▶ **Recorded data**
▬▬▬▬▬▬▬▬▬▬

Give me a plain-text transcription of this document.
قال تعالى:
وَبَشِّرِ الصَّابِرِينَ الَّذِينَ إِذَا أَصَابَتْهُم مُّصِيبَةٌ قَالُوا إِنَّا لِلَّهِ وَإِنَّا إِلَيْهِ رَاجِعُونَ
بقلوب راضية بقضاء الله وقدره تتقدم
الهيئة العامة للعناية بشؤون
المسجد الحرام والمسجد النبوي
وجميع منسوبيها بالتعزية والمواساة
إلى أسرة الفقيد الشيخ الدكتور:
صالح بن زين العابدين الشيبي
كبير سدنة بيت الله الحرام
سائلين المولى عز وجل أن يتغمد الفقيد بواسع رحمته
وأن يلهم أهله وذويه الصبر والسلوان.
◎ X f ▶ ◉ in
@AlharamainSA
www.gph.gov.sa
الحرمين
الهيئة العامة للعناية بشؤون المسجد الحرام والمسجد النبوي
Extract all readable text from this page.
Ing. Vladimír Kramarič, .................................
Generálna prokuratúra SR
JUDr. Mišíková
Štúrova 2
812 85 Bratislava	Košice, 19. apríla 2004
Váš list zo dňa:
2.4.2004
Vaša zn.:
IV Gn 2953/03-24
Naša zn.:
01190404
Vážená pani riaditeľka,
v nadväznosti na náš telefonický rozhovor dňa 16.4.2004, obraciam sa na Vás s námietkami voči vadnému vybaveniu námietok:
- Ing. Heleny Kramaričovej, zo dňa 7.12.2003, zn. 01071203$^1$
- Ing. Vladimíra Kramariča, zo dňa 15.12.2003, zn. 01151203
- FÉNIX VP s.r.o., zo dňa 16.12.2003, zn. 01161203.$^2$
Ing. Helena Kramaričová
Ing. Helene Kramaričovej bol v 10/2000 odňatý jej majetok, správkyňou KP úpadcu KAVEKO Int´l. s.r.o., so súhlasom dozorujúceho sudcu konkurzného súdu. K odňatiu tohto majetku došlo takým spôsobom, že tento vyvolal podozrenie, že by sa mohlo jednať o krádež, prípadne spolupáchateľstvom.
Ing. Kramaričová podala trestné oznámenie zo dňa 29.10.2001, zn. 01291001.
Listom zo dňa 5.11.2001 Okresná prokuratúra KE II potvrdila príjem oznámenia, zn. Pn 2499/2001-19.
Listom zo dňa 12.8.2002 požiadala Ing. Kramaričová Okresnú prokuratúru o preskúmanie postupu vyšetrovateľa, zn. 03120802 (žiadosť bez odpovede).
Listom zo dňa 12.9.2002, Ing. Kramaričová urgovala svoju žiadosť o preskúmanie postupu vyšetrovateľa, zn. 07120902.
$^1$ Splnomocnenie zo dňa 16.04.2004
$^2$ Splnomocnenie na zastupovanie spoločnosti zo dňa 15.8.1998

▬▬▬▬▬▬▬▬▬▬

▶ **What to produce**
Write all of the records out again exactly.

▶ **Solution to the exercise**
Give me a plain-text transcription of this document.
قال تعالى:
وَبَشِّرِ الصَّابِرِينَ الَّذِينَ إِذَا أَصَابَتْهُم مُّصِيبَةٌ قَالُوا إِنَّا لِلَّهِ وَإِنَّا إِلَيْهِ رَاجِعُونَ
بقلوب راضية بقضاء الله وقدره تتقدم
الهيئة العامة للعناية بشؤون
المسجد الحرام والمسجد النبوي
وجميع منسوبيها بالتعزية والمواساة
إلى أسرة الفقيد الشيخ الدكتور:
صالح بن زين العابدين الشيبي
كبير سدنة بيت الله الحرام
سائلين المولى عز وجل أن يتغمد الفقيد بواسع رحمته
وأن يلهم أهله وذويه الصبر والسلوان.
◎ X f ▶ ◉ in
@AlharamainSA
www.gph.gov.sa
الحرمين
الهيئة العامة للعناية بشؤون المسجد الحرام والمسجد النبوي
Extract all readable text from this page.
Ing. Vladimír Kramarič, .................................
Generálna prokuratúra SR
JUDr. Mišíková
Štúrova 2
812 85 Bratislava	Košice, 19. apríla 2004
Váš list zo dňa:
2.4.2004
Vaša zn.:
IV Gn 2953/03-24
Naša zn.:
01190404
Vážená pani riaditeľka,
v nadväznosti na náš telefonický rozhovor dňa 16.4.2004, obraciam sa na Vás s námietkami voči vadnému vybaveniu námietok:
- Ing. Heleny Kramaričovej, zo dňa 7.12.2003, zn. 01071203$^1$
- Ing. Vladimíra Kramariča, zo dňa 15.12.2003, zn. 01151203
- FÉNIX VP s.r.o., zo dňa 16.12.2003, zn. 01161203.$^2$
Ing. Helena Kramaričová
Ing. Helene Kramaričovej bol v 10/2000 odňatý jej majetok, správkyňou KP úpadcu KAVEKO Int´l. s.r.o., so súhlasom dozorujúceho sudcu konkurzného súdu. K odňatiu tohto majetku došlo takým spôsobom, že tento vyvolal podozrenie, že by sa mohlo jednať o krádež, prípadne spolupáchateľstvom.
Ing. Kramaričová podala trestné oznámenie zo dňa 29.10.2001, zn. 01291001.
Listom zo dňa 5.11.2001 Okresná prokuratúra KE II potvrdila príjem oznámenia, zn. Pn 2499/2001-19.
Listom zo dňa 12.8.2002 požiadala Ing. Kramaričová Okresnú prokuratúru o preskúmanie postupu vyšetrovateľa, zn. 03120802 (žiadosť bez odpovede).
Listom zo dňa 12.9.2002, Ing. Kramaričová urgovala svoju žiadosť o preskúmanie postupu vyšetrovateľa, zn. 07120902.
$^1$ Splnomocnenie zo dňa 16.04.2004
$^2$ Splnomocnenie na zastupovanie spoločnosti zo dňa 15.8.1998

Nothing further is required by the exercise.